#### [EXERCISE]
List every line below containing "average".

Records from a data source

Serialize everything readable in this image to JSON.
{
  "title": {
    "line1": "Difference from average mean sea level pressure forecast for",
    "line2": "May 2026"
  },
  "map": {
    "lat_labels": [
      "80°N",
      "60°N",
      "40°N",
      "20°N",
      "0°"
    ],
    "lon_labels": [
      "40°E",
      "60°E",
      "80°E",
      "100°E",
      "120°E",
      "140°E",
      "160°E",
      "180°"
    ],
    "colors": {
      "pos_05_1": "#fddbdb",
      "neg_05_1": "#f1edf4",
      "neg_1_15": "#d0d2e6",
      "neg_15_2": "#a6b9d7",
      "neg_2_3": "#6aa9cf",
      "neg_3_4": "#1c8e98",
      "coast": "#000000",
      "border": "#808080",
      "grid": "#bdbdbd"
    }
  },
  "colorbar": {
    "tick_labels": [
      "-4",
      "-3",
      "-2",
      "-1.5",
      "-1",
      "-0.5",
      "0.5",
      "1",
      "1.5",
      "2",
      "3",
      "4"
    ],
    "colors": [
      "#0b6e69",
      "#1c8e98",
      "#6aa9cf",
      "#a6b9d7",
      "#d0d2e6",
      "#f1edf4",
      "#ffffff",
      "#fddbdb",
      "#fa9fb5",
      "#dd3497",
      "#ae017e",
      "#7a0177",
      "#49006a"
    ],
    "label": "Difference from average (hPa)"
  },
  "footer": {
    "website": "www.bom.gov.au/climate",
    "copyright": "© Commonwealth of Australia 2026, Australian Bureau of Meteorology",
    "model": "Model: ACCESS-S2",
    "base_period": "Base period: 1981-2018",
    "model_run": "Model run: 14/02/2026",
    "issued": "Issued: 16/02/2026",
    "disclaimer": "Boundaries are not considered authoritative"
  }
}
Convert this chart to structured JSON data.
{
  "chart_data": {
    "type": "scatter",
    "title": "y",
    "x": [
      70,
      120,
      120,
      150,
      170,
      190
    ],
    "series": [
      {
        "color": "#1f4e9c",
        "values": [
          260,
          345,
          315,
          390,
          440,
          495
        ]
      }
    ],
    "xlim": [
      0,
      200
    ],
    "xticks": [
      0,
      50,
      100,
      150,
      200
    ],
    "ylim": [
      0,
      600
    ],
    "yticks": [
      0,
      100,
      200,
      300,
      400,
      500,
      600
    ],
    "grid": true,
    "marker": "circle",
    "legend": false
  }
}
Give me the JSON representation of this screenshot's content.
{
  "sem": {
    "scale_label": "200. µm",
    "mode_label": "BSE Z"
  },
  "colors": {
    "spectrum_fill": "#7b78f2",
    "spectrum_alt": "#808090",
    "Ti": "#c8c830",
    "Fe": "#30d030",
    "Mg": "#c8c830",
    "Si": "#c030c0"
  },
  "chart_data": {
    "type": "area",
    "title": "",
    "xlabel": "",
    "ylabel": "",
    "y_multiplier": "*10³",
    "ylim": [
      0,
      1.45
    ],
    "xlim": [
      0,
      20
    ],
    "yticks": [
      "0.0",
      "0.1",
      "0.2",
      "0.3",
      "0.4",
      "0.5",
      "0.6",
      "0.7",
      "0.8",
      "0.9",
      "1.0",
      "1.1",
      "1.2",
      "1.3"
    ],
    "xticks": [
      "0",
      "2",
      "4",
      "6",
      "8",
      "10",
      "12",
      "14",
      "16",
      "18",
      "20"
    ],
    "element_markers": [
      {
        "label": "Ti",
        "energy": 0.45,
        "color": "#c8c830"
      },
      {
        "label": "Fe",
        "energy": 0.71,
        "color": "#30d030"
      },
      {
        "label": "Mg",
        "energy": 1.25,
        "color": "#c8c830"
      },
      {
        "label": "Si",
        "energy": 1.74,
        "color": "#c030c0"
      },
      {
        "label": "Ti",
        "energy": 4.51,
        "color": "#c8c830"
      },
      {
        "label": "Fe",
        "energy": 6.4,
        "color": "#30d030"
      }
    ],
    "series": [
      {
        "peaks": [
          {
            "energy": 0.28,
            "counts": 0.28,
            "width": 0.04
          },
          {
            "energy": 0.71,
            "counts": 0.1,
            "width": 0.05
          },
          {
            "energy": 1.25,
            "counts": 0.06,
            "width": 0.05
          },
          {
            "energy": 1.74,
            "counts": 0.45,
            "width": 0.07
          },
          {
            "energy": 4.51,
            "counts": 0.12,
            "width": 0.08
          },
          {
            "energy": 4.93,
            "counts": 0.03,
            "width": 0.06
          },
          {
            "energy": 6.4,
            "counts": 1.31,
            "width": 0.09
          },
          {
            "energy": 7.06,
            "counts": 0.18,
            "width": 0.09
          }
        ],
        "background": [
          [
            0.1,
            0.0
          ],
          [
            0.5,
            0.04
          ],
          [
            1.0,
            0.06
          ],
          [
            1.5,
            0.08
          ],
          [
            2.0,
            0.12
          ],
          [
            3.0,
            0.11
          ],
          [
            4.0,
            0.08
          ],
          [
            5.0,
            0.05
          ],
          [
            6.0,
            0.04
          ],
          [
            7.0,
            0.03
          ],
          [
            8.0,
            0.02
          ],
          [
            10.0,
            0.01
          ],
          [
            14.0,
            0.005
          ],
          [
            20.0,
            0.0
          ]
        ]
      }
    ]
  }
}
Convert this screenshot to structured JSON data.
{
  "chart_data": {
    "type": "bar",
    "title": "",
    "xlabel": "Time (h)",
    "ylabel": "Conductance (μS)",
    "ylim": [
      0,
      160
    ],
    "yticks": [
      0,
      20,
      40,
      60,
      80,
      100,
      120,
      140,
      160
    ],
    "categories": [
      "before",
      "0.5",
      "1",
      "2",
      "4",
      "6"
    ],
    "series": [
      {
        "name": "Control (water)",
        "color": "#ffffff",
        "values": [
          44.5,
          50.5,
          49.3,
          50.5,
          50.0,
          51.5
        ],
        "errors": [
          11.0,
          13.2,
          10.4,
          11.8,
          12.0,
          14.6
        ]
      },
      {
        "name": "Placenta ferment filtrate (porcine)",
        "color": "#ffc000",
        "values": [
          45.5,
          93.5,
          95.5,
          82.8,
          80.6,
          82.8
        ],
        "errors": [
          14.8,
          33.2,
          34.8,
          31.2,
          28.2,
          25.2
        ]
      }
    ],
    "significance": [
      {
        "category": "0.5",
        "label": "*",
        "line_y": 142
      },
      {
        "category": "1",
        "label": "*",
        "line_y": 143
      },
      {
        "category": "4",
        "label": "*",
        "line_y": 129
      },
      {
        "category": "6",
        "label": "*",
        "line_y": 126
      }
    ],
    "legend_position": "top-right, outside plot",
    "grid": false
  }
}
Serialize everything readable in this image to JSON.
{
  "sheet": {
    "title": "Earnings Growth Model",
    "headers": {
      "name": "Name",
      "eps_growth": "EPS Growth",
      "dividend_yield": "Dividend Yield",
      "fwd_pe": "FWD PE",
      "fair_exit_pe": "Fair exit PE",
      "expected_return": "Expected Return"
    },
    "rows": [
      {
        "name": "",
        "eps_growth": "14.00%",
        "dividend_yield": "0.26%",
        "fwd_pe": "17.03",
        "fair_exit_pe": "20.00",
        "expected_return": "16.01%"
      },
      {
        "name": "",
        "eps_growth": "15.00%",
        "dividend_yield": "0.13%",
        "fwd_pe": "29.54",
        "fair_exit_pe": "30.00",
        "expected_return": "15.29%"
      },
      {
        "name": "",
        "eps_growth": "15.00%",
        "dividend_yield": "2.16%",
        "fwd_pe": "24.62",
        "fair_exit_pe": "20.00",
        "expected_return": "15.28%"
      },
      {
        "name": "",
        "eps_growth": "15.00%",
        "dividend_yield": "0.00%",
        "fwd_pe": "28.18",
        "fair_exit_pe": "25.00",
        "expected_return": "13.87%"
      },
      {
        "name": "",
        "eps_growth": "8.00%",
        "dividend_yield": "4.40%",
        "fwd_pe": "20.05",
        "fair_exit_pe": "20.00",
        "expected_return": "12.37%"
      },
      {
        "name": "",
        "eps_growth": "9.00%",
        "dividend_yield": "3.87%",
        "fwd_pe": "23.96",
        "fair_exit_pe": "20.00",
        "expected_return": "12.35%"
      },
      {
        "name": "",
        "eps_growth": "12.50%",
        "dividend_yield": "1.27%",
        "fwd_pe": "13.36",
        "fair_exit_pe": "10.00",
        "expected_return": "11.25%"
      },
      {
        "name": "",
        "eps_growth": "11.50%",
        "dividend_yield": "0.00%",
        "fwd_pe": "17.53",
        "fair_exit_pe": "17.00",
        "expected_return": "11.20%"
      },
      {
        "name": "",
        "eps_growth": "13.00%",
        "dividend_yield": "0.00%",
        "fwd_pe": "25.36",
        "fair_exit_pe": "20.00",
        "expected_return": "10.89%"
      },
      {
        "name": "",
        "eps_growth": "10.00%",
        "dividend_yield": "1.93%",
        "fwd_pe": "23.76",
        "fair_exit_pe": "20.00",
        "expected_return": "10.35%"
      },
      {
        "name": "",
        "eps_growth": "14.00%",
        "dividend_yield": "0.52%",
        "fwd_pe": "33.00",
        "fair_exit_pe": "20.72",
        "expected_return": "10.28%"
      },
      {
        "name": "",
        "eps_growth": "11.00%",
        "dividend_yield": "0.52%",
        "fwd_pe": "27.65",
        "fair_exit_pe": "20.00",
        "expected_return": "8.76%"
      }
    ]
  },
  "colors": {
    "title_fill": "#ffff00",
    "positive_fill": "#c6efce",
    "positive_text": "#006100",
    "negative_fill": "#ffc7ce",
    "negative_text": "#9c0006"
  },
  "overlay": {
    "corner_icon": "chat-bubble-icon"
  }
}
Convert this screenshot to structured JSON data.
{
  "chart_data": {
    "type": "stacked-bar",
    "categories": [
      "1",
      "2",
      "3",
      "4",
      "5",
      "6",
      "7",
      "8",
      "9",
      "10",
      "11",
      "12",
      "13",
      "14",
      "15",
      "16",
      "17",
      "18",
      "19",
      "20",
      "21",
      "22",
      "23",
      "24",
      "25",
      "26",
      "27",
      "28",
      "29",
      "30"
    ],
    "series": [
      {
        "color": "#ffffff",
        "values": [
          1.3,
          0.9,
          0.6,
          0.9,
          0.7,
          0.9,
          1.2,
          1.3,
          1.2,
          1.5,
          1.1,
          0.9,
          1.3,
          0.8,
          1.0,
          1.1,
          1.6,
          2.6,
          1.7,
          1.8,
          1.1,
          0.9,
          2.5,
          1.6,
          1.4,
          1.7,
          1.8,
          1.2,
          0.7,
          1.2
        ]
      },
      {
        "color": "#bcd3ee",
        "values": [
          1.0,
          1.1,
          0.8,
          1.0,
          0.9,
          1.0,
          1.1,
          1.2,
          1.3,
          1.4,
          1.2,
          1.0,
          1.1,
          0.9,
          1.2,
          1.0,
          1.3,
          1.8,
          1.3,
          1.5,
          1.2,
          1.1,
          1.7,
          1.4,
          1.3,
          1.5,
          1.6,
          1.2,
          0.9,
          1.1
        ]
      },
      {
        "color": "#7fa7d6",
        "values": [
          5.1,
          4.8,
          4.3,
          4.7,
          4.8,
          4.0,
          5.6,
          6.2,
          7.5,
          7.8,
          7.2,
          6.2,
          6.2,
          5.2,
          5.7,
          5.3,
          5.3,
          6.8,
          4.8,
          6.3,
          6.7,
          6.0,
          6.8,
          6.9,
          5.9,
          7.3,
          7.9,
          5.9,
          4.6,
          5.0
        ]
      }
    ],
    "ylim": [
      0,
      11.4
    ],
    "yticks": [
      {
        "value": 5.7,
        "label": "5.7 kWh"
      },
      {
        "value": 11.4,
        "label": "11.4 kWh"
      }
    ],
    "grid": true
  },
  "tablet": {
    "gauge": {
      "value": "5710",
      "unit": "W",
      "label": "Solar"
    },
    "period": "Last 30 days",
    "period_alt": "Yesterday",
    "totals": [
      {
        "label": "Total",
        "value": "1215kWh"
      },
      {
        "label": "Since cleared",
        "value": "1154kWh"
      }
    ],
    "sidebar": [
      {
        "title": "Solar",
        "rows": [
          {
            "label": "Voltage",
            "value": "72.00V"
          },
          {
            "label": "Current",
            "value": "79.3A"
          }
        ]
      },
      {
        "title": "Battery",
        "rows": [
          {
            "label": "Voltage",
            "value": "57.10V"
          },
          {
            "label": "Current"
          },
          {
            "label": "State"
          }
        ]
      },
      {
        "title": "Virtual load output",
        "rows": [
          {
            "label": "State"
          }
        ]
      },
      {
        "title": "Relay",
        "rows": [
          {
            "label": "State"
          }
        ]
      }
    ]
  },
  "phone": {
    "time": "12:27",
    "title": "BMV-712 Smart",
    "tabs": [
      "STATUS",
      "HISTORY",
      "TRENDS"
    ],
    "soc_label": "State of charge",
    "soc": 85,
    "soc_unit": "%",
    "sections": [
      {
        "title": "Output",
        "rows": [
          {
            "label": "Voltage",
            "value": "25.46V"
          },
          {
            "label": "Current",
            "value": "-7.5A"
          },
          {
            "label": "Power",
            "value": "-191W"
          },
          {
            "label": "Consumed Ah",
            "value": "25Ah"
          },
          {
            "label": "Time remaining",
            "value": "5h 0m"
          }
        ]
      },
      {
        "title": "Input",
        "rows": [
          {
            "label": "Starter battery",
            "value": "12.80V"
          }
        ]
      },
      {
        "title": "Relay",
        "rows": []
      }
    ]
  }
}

#### [COMPLETE OUTPUT]
    "line1": "Difference from average mean sea level pressure forecast for",
    "label": "Difference from average (hPa)"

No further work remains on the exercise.